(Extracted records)

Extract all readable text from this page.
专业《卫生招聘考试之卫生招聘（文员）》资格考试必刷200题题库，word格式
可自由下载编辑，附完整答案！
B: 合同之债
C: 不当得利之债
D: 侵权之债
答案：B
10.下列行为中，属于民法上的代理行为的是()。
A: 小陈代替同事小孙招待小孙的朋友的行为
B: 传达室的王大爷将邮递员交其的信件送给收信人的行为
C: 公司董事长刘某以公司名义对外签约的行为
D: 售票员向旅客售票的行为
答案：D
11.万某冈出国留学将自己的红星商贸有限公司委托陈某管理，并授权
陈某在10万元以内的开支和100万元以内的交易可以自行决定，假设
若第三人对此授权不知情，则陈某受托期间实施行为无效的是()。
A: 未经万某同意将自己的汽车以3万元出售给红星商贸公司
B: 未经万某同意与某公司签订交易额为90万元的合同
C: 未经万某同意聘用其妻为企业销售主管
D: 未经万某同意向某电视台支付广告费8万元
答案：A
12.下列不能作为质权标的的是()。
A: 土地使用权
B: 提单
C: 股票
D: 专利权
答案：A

**Exercise goal:** Output the listing above word for word.

**Finished answer:**
Extract all readable text from this page.
专业《卫生招聘考试之卫生招聘（文员）》资格考试必刷200题题库，word格式
可自由下载编辑，附完整答案！
B: 合同之债
C: 不当得利之债
D: 侵权之债
答案：B
10.下列行为中，属于民法上的代理行为的是()。
A: 小陈代替同事小孙招待小孙的朋友的行为
B: 传达室的王大爷将邮递员交其的信件送给收信人的行为
C: 公司董事长刘某以公司名义对外签约的行为
D: 售票员向旅客售票的行为
答案：D
11.万某冈出国留学将自己的红星商贸有限公司委托陈某管理，并授权
陈某在10万元以内的开支和100万元以内的交易可以自行决定，假设
若第三人对此授权不知情，则陈某受托期间实施行为无效的是()。
A: 未经万某同意将自己的汽车以3万元出售给红星商贸公司
B: 未经万某同意与某公司签订交易额为90万元的合同
C: 未经万某同意聘用其妻为企业销售主管
D: 未经万某同意向某电视台支付广告费8万元
答案：A
12.下列不能作为质权标的的是()。
A: 土地使用权
B: 提单
C: 股票
D: 专利权
答案：A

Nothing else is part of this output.